## Objective
Search the listing for "negative" and copy every line where it appears.

[Entries with figure data]
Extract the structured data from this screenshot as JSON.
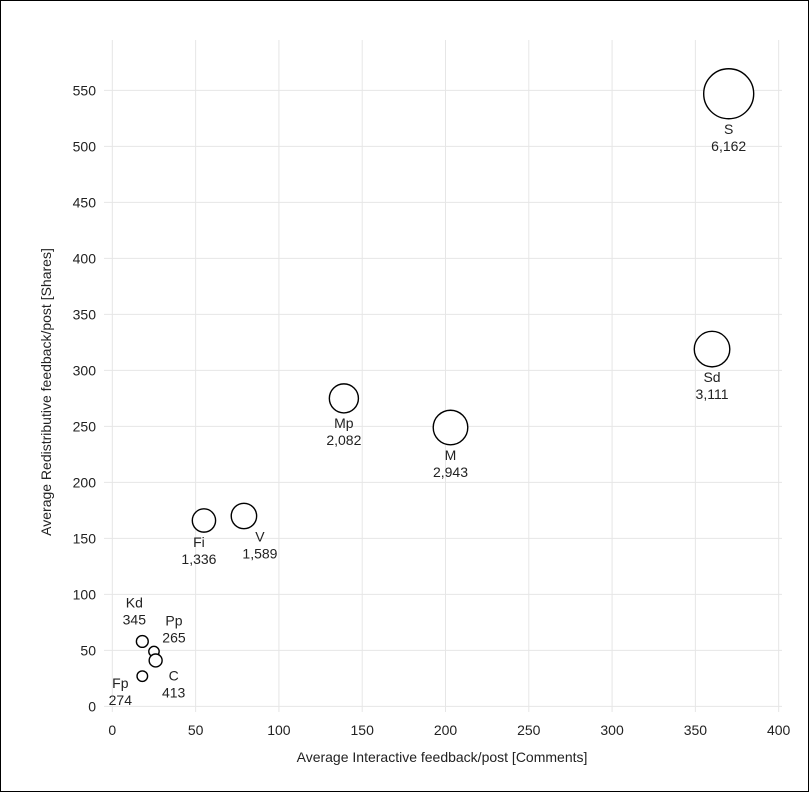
{
  "chart_data": {
    "type": "scatter",
    "variant": "bubble",
    "xlabel": "Average Interactive feedback/post [Comments]",
    "ylabel": "Average Redistributive feedback/post [Shares]",
    "xlim": [
      -5,
      402
    ],
    "ylim": [
      -5,
      595
    ],
    "xticks": [
      "0",
      "50",
      "100",
      "150",
      "200",
      "250",
      "300",
      "350",
      "400"
    ],
    "yticks": [
      "0",
      "50",
      "100",
      "150",
      "200",
      "250",
      "300",
      "350",
      "400",
      "450",
      "500",
      "550"
    ],
    "grid": true,
    "points": [
      {
        "label": "S",
        "value": "6,162",
        "size": 6162,
        "x": 370,
        "y": 547,
        "label_pos": "below"
      },
      {
        "label": "Sd",
        "value": "3,111",
        "size": 3111,
        "x": 360,
        "y": 319,
        "label_pos": "below"
      },
      {
        "label": "M",
        "value": "2,943",
        "size": 2943,
        "x": 203,
        "y": 249,
        "label_pos": "below"
      },
      {
        "label": "Mp",
        "value": "2,082",
        "size": 2082,
        "x": 139,
        "y": 275,
        "label_pos": "below"
      },
      {
        "label": "V",
        "value": "1,589",
        "size": 1589,
        "x": 79,
        "y": 170,
        "label_pos": "below-right"
      },
      {
        "label": "Fi",
        "value": "1,336",
        "size": 1336,
        "x": 55,
        "y": 166,
        "label_pos": "below-left"
      },
      {
        "label": "Kd",
        "value": "345",
        "size": 345,
        "x": 18,
        "y": 58,
        "label_pos": "above"
      },
      {
        "label": "Pp",
        "value": "265",
        "size": 265,
        "x": 25,
        "y": 49,
        "label_pos": "above-right"
      },
      {
        "label": "C",
        "value": "413",
        "size": 413,
        "x": 26,
        "y": 41,
        "label_pos": "right"
      },
      {
        "label": "Fp",
        "value": "274",
        "size": 274,
        "x": 18,
        "y": 27,
        "label_pos": "left"
      }
    ]
  }
}
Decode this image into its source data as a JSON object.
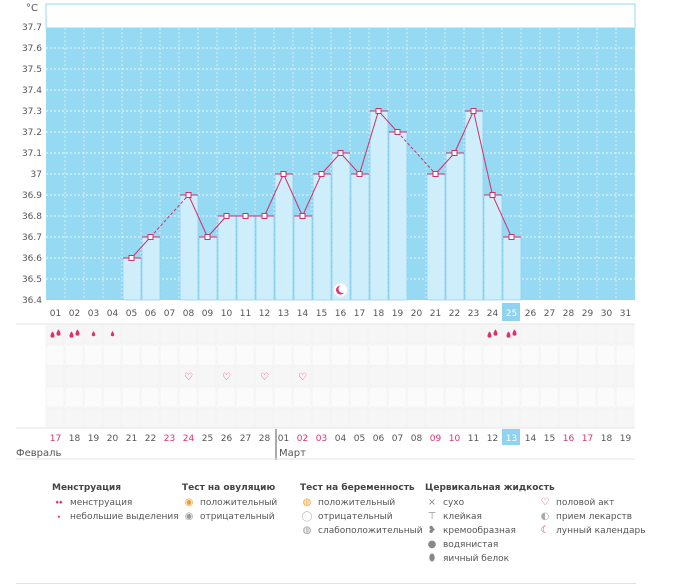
{
  "chart_data": {
    "type": "bar",
    "unit": "°C",
    "ylim": [
      36.4,
      37.8
    ],
    "y_ticks": [
      "37.7",
      "37.6",
      "37.5",
      "37.4",
      "37.3",
      "37.2",
      "37.1",
      "37",
      "36.9",
      "36.8",
      "36.7",
      "36.6",
      "36.5",
      "36.4"
    ],
    "x_ticks": [
      "01",
      "02",
      "03",
      "04",
      "05",
      "06",
      "07",
      "08",
      "09",
      "10",
      "11",
      "12",
      "13",
      "14",
      "15",
      "16",
      "17",
      "18",
      "19",
      "20",
      "21",
      "22",
      "23",
      "24",
      "25",
      "26",
      "27",
      "28",
      "29",
      "30",
      "31"
    ],
    "values": [
      null,
      null,
      null,
      null,
      36.6,
      36.7,
      null,
      36.9,
      36.7,
      36.8,
      36.8,
      36.8,
      37.0,
      36.8,
      37.0,
      37.1,
      37.0,
      37.3,
      37.2,
      null,
      37.0,
      37.1,
      37.3,
      36.9,
      36.7,
      null,
      null,
      null,
      null,
      null,
      null
    ],
    "today_index": 24,
    "grid": true
  },
  "markers": {
    "lunar_icon_index": 15,
    "menstruation": [
      {
        "day": 0,
        "type": "heavy"
      },
      {
        "day": 1,
        "type": "heavy"
      },
      {
        "day": 2,
        "type": "light"
      },
      {
        "day": 3,
        "type": "light"
      },
      {
        "day": 23,
        "type": "heavy"
      },
      {
        "day": 24,
        "type": "heavy"
      }
    ],
    "intercourse_days": [
      7,
      9,
      11,
      13
    ]
  },
  "dates": {
    "values": [
      "17",
      "18",
      "19",
      "20",
      "21",
      "22",
      "23",
      "24",
      "25",
      "26",
      "27",
      "28",
      "01",
      "02",
      "03",
      "04",
      "05",
      "06",
      "07",
      "08",
      "09",
      "10",
      "11",
      "12",
      "13",
      "14",
      "15",
      "16",
      "17",
      "18",
      "19"
    ],
    "red_indices": [
      0,
      6,
      7,
      13,
      14,
      20,
      21,
      27,
      28
    ],
    "today_index": 24,
    "month_1": "Февраль",
    "month_2": "Март"
  },
  "legend": {
    "menstruation": {
      "title": "Менструация",
      "items": [
        {
          "icon": "drop-pair-icon",
          "label": "менструация"
        },
        {
          "icon": "drop-small-icon",
          "label": "небольшие выделения"
        }
      ]
    },
    "ovulation": {
      "title": "Тест на овуляцию",
      "items": [
        {
          "icon": "ovulation-positive-icon",
          "label": "положительный"
        },
        {
          "icon": "ovulation-negative-icon",
          "label": "отрицательный"
        }
      ]
    },
    "pregnancy": {
      "title": "Тест на беременность",
      "items": [
        {
          "icon": "pregnancy-positive-icon",
          "label": "положительный"
        },
        {
          "icon": "pregnancy-negative-icon",
          "label": "отрицательный"
        },
        {
          "icon": "pregnancy-weak-icon",
          "label": "слабоположительный"
        }
      ]
    },
    "cervical": {
      "title": "Цервикальная жидкость",
      "items": [
        {
          "icon": "dry-icon",
          "label": "сухо"
        },
        {
          "icon": "sticky-icon",
          "label": "клейкая"
        },
        {
          "icon": "creamy-icon",
          "label": "кремообразная"
        },
        {
          "icon": "watery-icon",
          "label": "водянистая"
        },
        {
          "icon": "egg-white-icon",
          "label": "яичный белок"
        }
      ]
    },
    "other": {
      "items": [
        {
          "icon": "heart-icon",
          "label": "половой акт"
        },
        {
          "icon": "pill-icon",
          "label": "прием лекарств"
        },
        {
          "icon": "moon-icon",
          "label": "лунный календарь"
        }
      ]
    }
  },
  "colors": {
    "plot_bg": "#95d9f3",
    "bar": "#cfeefc",
    "bar_stroke": "#7ec9ec",
    "line": "#d0306a",
    "accent_red": "#e0306a",
    "today": "#8fd3ef"
  }
}
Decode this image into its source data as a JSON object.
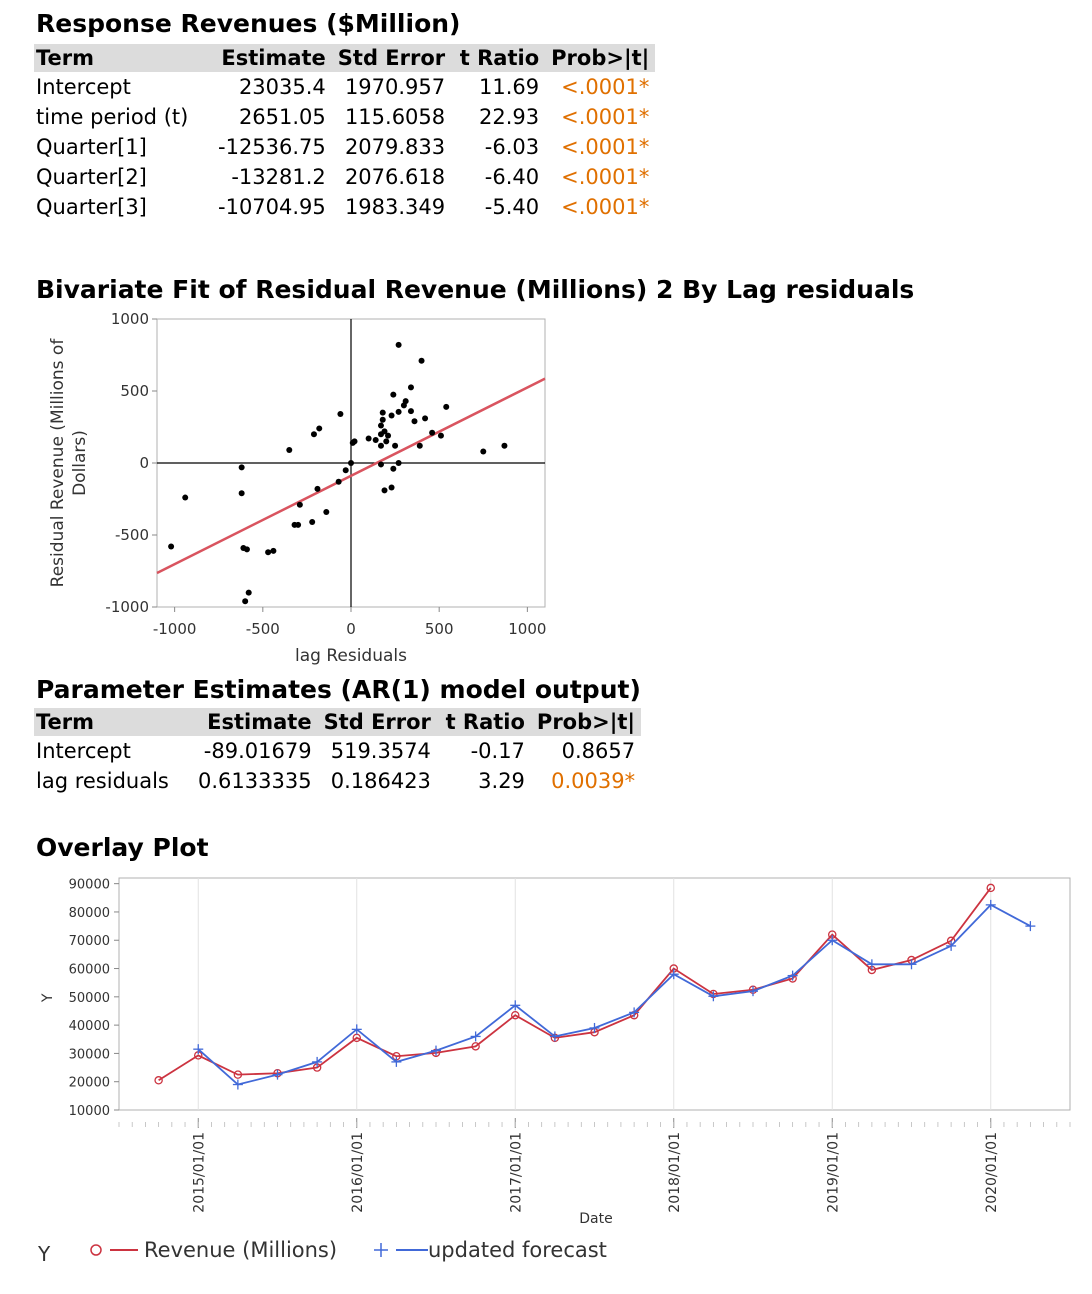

## Expected answer
          "icon": "ovulation-negative-icon",
          "icon": "pregnancy-negative-icon",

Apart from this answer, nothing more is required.